Task prompt
Report, as a bare number, how many lines of the material below contain the word "Thou".

[Dataset entries]
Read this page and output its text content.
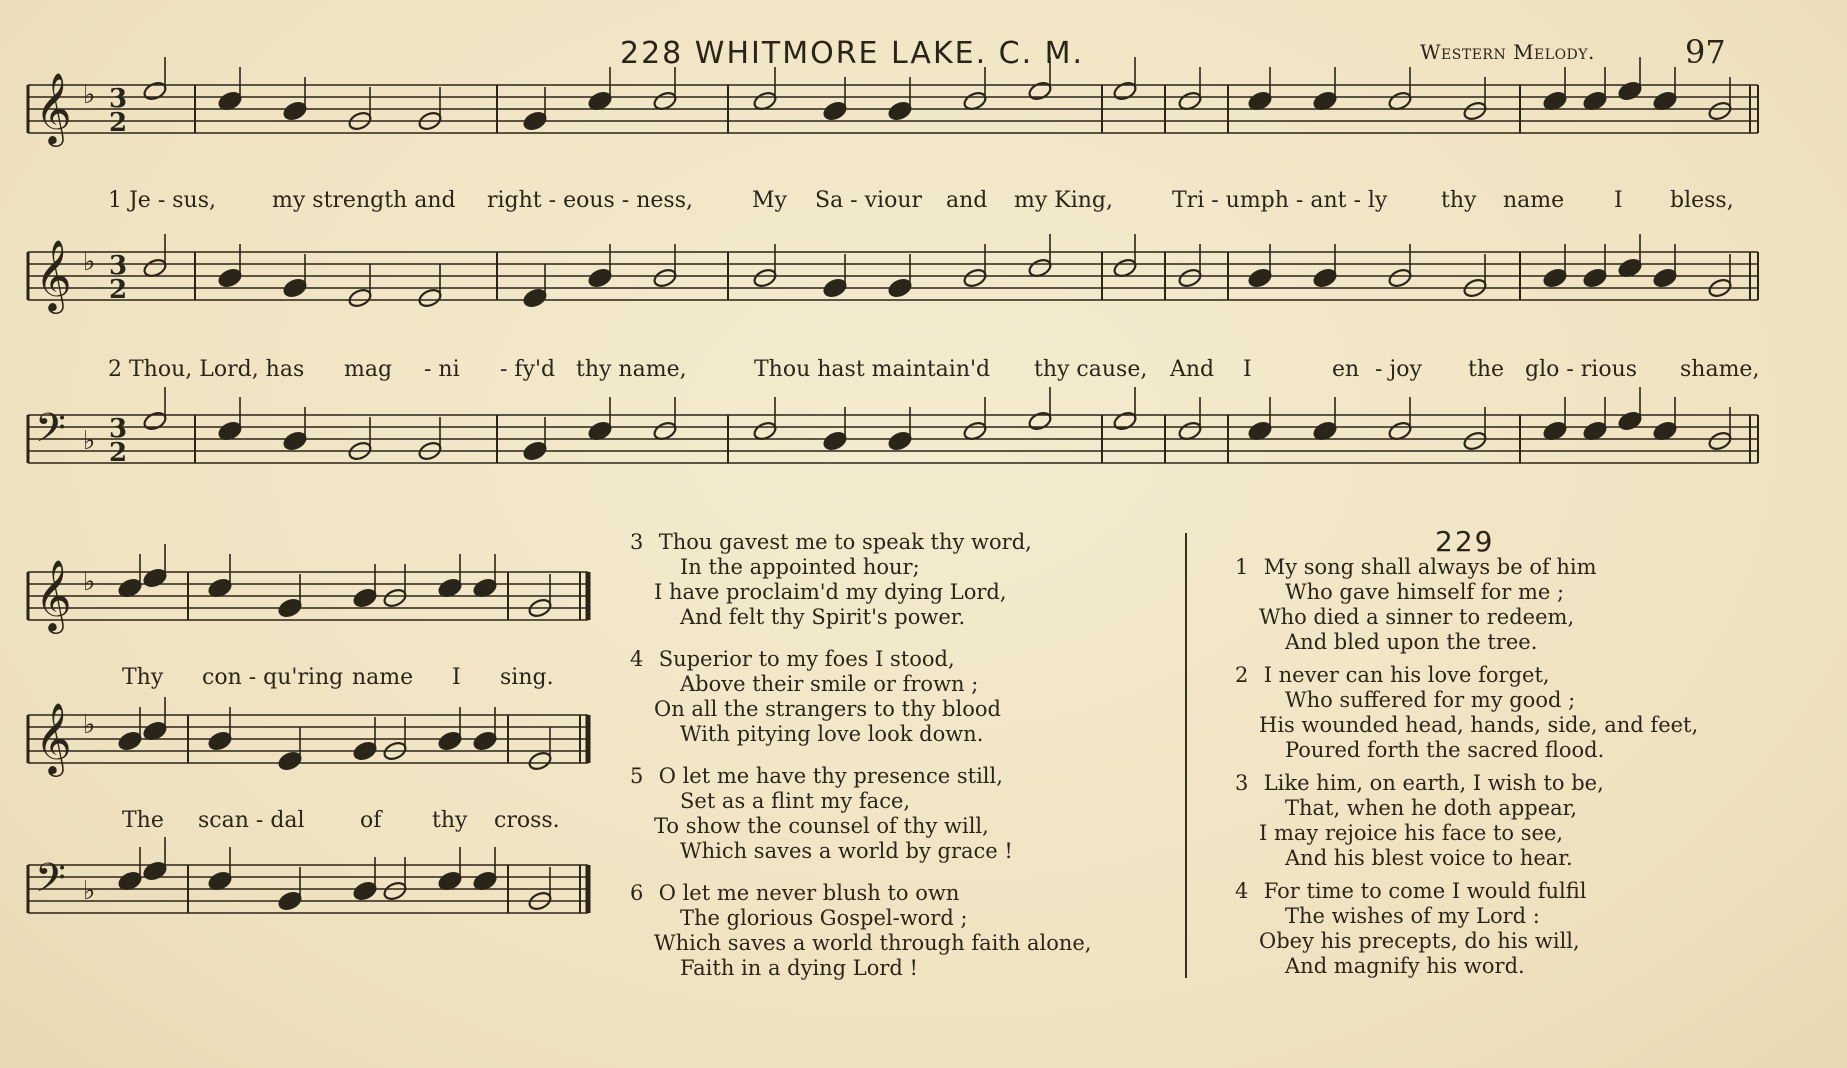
228 WHITMORE LAKE. C. M.	Western Melody.	97
𝄞 ♭ 3
2
𝄞 ♭ 3
2
𝄢 ♭ 3
2
𝄞 ♭
𝄞 ♭
𝄢 ♭
1 Je - sus,	my strength and right - eous - ness,	My Sa - viour and my King,	Tri - umph - ant - ly thy name I bless,
2 Thou, Lord, has mag - ni - fy'd thy name,	Thou hast maintain'd thy cause, And I	en - joy the glo - rious shame,
Thy con - qu'ring name I sing.
The scan - dal	of thy cross.
3 Thou gavest me to speak thy word,
In the appointed hour;
I have proclaim'd my dying Lord,
And felt thy Spirit's power.
4 Superior to my foes I stood,
Above their smile or frown ;
On all the strangers to thy blood
With pitying love look down.
5 O let me have thy presence still,
Set as a flint my face,
To show the counsel of thy will,
Which saves a world by grace !
6 O let me never blush to own
The glorious Gospel-word ;
Which saves a world through faith alone,
Faith in a dying Lord !
229
1 My song shall always be of him
Who gave himself for me ;
Who died a sinner to redeem,
And bled upon the tree.
2 I never can his love forget,
Who suffered for my good ;
His wounded head, hands, side, and feet,
Poured forth the sacred flood.
3 Like him, on earth, I wish to be,
That, when he doth appear,
I may rejoice his face to see,
And his blest voice to hear.
4 For time to come I would fulfil
The wishes of my Lord :
Obey his precepts, do his will,
And magnify his word.
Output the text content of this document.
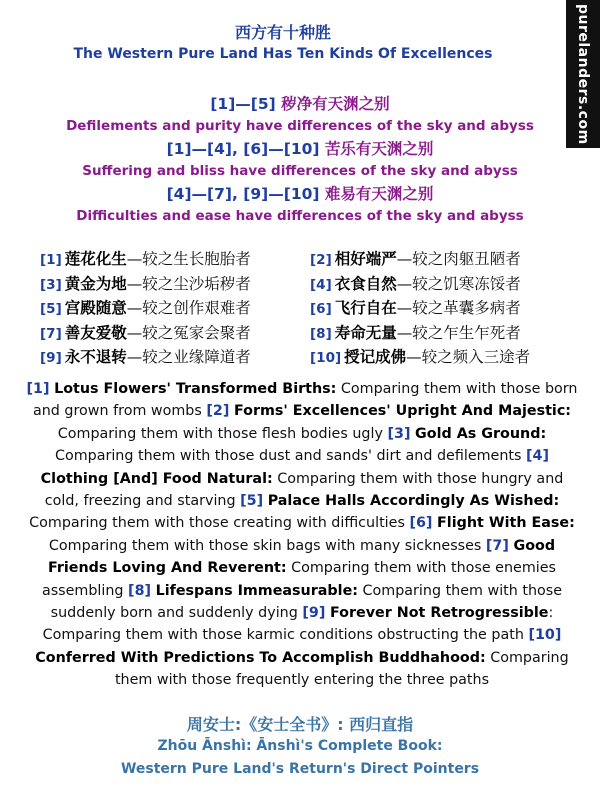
purelanders.com
西方有十种胜
The Western Pure Land Has Ten Kinds Of Excellences
[1]—[5] 秽净有天渊之别
Defilements and purity have differences of the sky and abyss
[1]—[4], [6]—[10] 苦乐有天渊之别
Suffering and bliss have differences of the sky and abyss
[4]—[7], [9]—[10] 难易有天渊之别
Difficulties and ease have differences of the sky and abyss
[1] 莲花化生—较之生长胞胎者	[2] 相好端严—较之肉躯丑陋者
[3] 黄金为地—较之尘沙垢秽者	[4] 衣食自然—较之饥寒冻馁者
[5] 宫殿随意—较之创作艰难者	[6] 飞行自在—较之革囊多病者
[7] 善友爱敬—较之冤家会聚者	[8] 寿命无量—较之乍生乍死者
[9] 永不退转—较之业缘障道者	[10] 授记成佛—较之频入三途者
[1] Lotus Flowers' Transformed Births: Comparing them with those born and grown from wombs [2] Forms' Excellences' Upright And Majestic: Comparing them with those flesh bodies ugly [3] Gold As Ground: Comparing them with those dust and sands' dirt and defilements [4] Clothing [And] Food Natural: Comparing them with those hungry and cold, freezing and starving [5] Palace Halls Accordingly As Wished: Comparing them with those creating with difficulties [6] Flight With Ease: Comparing them with those skin bags with many sicknesses [7] Good Friends Loving And Reverent: Comparing them with those enemies assembling [8] Lifespans Immeasurable: Comparing them with those suddenly born and suddenly dying [9] Forever Not Retrogressible: Comparing them with those karmic conditions obstructing the path [10] Conferred With Predictions To Accomplish Buddhahood: Comparing them with those frequently entering the three paths
周安士:《安士全书》: 西归直指
Zhōu Ānshì: Ānshì's Complete Book:
Western Pure Land's Return's Direct Pointers
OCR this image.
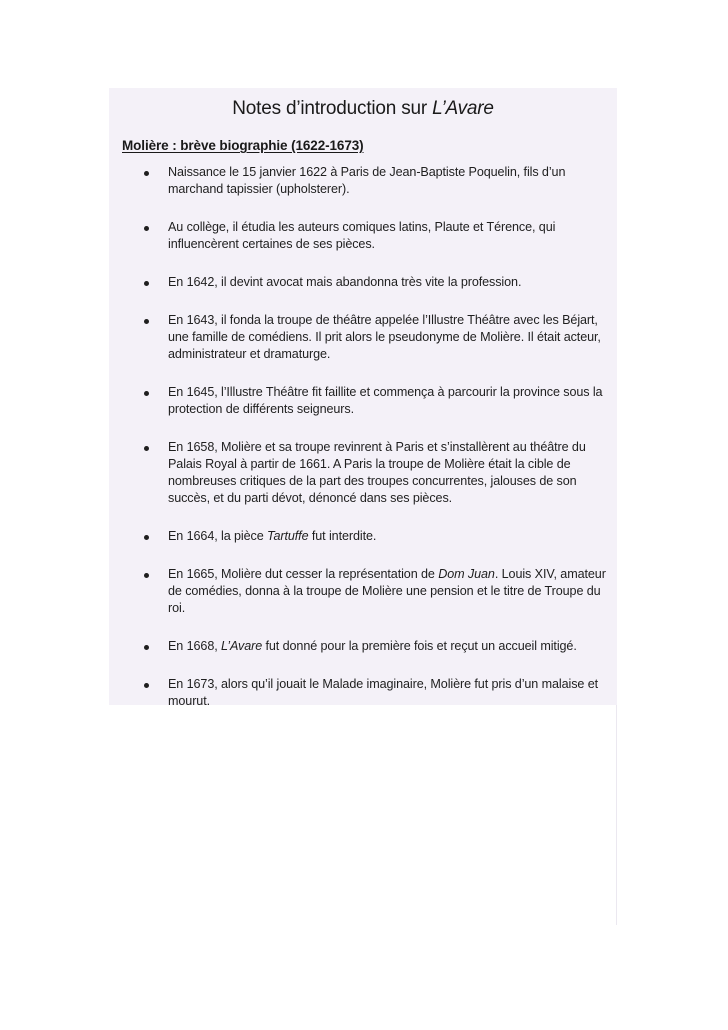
Notes d’introduction sur L’Avare
Molière : brève biographie (1622-1673)
Naissance le 15 janvier 1622 à Paris de Jean-Baptiste Poquelin, fils d’un marchand tapissier (upholsterer).
Au collège, il étudia les auteurs comiques latins, Plaute et Térence, qui influencèrent certaines de ses pièces.
En 1642, il devint avocat mais abandonna très vite la profession.
En 1643, il fonda la troupe de théâtre appelée l’Illustre Théâtre avec les Béjart, une famille de comédiens. Il prit alors le pseudonyme de Molière. Il était acteur, administrateur et dramaturge.
En 1645, l’Illustre Théâtre fit faillite et commença à parcourir la province sous la protection de différents seigneurs.
En 1658, Molière et sa troupe revinrent à Paris et s’installèrent au théâtre du Palais Royal à partir de 1661. A Paris la troupe de Molière était la cible de nombreuses critiques de la part des troupes concurrentes, jalouses de son succès, et du parti dévot, dénoncé dans ses pièces.
En 1664, la pièce Tartuffe fut interdite.
En 1665, Molière dut cesser la représentation de Dom Juan. Louis XIV, amateur de comédies, donna à la troupe de Molière une pension et le titre de Troupe du roi.
En 1668, L’Avare fut donné pour la première fois et reçut un accueil mitigé.
En 1673, alors qu’il jouait le Malade imaginaire, Molière fut pris d’un malaise et mourut.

Finished answer
2